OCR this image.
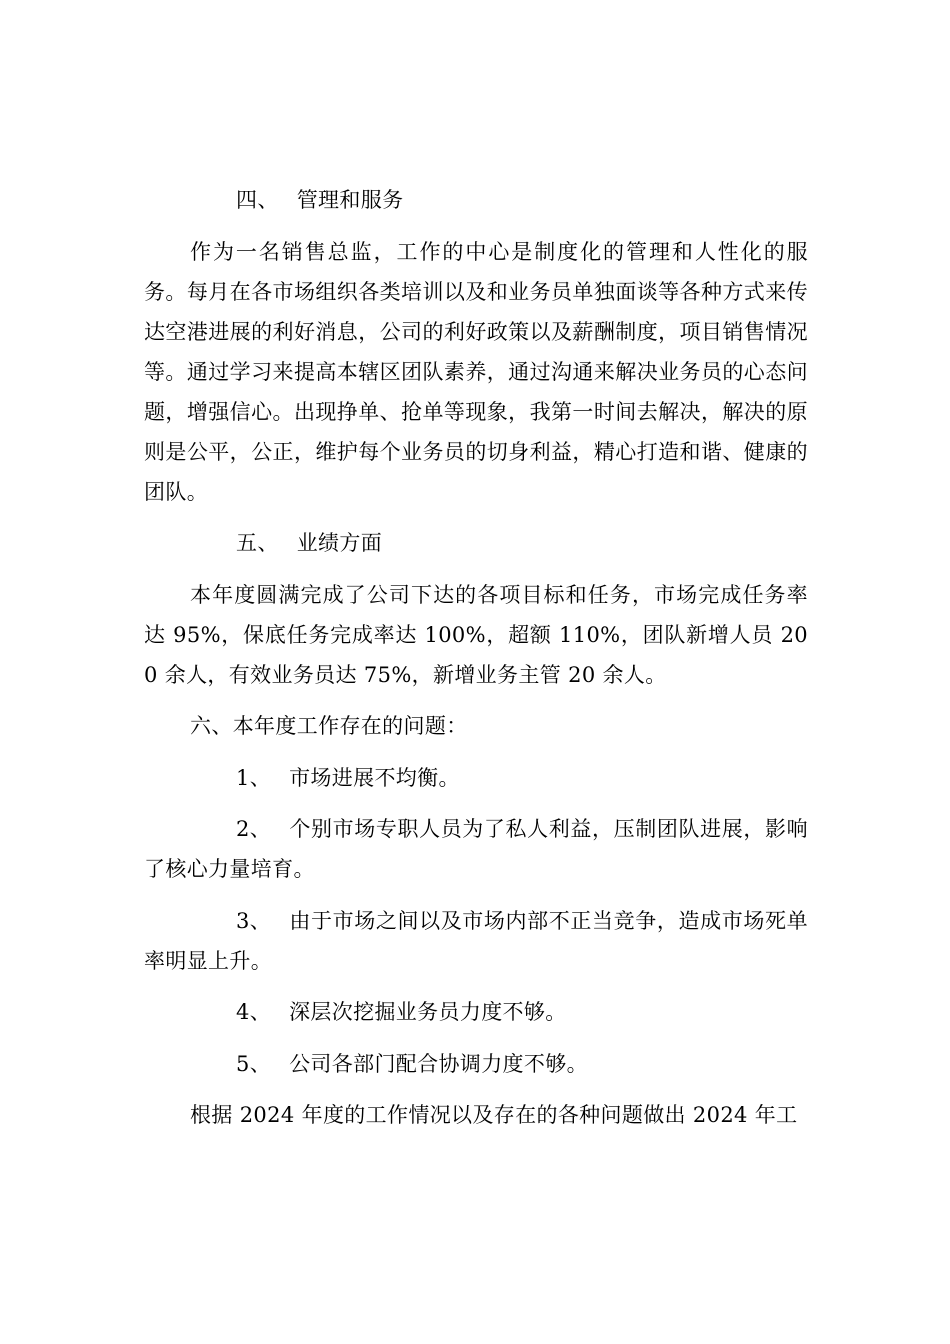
四、 管理和服务

作为一名销售总监，工作的中心是制度化的管理和人性化的服务。每月在各市场组织各类培训以及和业务员单独面谈等各种方式来传达空港进展的利好消息，公司的利好政策以及薪酬制度，项目销售情况等。通过学习来提高本辖区团队素养，通过沟通来解决业务员的心态问题，增强信心。出现挣单、抢单等现象，我第一时间去解决，解决的原则是公平，公正，维护每个业务员的切身利益，精心打造和谐、健康的团队。

五、 业绩方面

本年度圆满完成了公司下达的各项目标和任务，市场完成任务率达 95%，保底任务完成率达 100%，超额 110%，团队新增人员 200 余人，有效业务员达 75%，新增业务主管 20 余人。

六、本年度工作存在的问题：

1、 市场进展不均衡。

2、 个别市场专职人员为了私人利益，压制团队进展，影响了核心力量培育。

3、 由于市场之间以及市场内部不正当竞争，造成市场死单率明显上升。

4、 深层次挖掘业务员力度不够。

5、 公司各部门配合协调力度不够。

根据 2024 年度的工作情况以及存在的各种问题做出 2024 年工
#####
WHAT IS REQUIRED: Reproduce every record word for word. The copy must contain no pictures.

RESPONSE TO THIS TASK:
OCR this image.
四、 管理和服务

作为一名销售总监，工作的中心是制度化的管理和人性化的服务。每月在各市场组织各类培训以及和业务员单独面谈等各种方式来传达空港进展的利好消息，公司的利好政策以及薪酬制度，项目销售情况等。通过学习来提高本辖区团队素养，通过沟通来解决业务员的心态问题，增强信心。出现挣单、抢单等现象，我第一时间去解决，解决的原则是公平，公正，维护每个业务员的切身利益，精心打造和谐、健康的团队。

五、 业绩方面

本年度圆满完成了公司下达的各项目标和任务，市场完成任务率达 95%，保底任务完成率达 100%，超额 110%，团队新增人员 200 余人，有效业务员达 75%，新增业务主管 20 余人。

六、本年度工作存在的问题：

1、 市场进展不均衡。

2、 个别市场专职人员为了私人利益，压制团队进展，影响了核心力量培育。

3、 由于市场之间以及市场内部不正当竞争，造成市场死单率明显上升。

4、 深层次挖掘业务员力度不够。

5、 公司各部门配合协调力度不够。

根据 2024 年度的工作情况以及存在的各种问题做出 2024 年工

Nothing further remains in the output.